# PROBLEM TO SOLVE
Restate, word for word, every line of the data.

** start **

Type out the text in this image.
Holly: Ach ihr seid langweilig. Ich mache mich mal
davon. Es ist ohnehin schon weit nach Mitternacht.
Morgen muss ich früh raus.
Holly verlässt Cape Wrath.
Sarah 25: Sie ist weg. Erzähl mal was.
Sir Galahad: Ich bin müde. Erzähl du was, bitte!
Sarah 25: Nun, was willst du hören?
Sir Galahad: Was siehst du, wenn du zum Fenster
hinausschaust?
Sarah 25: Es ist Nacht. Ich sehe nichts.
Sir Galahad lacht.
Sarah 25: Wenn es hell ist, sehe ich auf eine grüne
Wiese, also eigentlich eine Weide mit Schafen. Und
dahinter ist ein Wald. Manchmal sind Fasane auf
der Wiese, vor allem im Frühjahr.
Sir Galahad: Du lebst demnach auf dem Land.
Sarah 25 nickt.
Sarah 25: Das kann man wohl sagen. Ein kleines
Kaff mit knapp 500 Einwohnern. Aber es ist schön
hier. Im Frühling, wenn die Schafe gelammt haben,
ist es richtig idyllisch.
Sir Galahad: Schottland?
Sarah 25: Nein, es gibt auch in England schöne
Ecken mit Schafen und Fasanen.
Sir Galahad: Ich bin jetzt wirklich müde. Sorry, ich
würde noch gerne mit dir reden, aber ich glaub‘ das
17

** end **

# WRITTEN RESPONSE
Type out the text in this image.
Holly: Ach ihr seid langweilig. Ich mache mich mal
davon. Es ist ohnehin schon weit nach Mitternacht.
Morgen muss ich früh raus.
Holly verlässt Cape Wrath.
Sarah 25: Sie ist weg. Erzähl mal was.
Sir Galahad: Ich bin müde. Erzähl du was, bitte!
Sarah 25: Nun, was willst du hören?
Sir Galahad: Was siehst du, wenn du zum Fenster
hinausschaust?
Sarah 25: Es ist Nacht. Ich sehe nichts.
Sir Galahad lacht.
Sarah 25: Wenn es hell ist, sehe ich auf eine grüne
Wiese, also eigentlich eine Weide mit Schafen. Und
dahinter ist ein Wald. Manchmal sind Fasane auf
der Wiese, vor allem im Frühjahr.
Sir Galahad: Du lebst demnach auf dem Land.
Sarah 25 nickt.
Sarah 25: Das kann man wohl sagen. Ein kleines
Kaff mit knapp 500 Einwohnern. Aber es ist schön
hier. Im Frühling, wenn die Schafe gelammt haben,
ist es richtig idyllisch.
Sir Galahad: Schottland?
Sarah 25: Nein, es gibt auch in England schöne
Ecken mit Schafen und Fasanen.
Sir Galahad: Ich bin jetzt wirklich müde. Sorry, ich
würde noch gerne mit dir reden, aber ich glaub‘ das
17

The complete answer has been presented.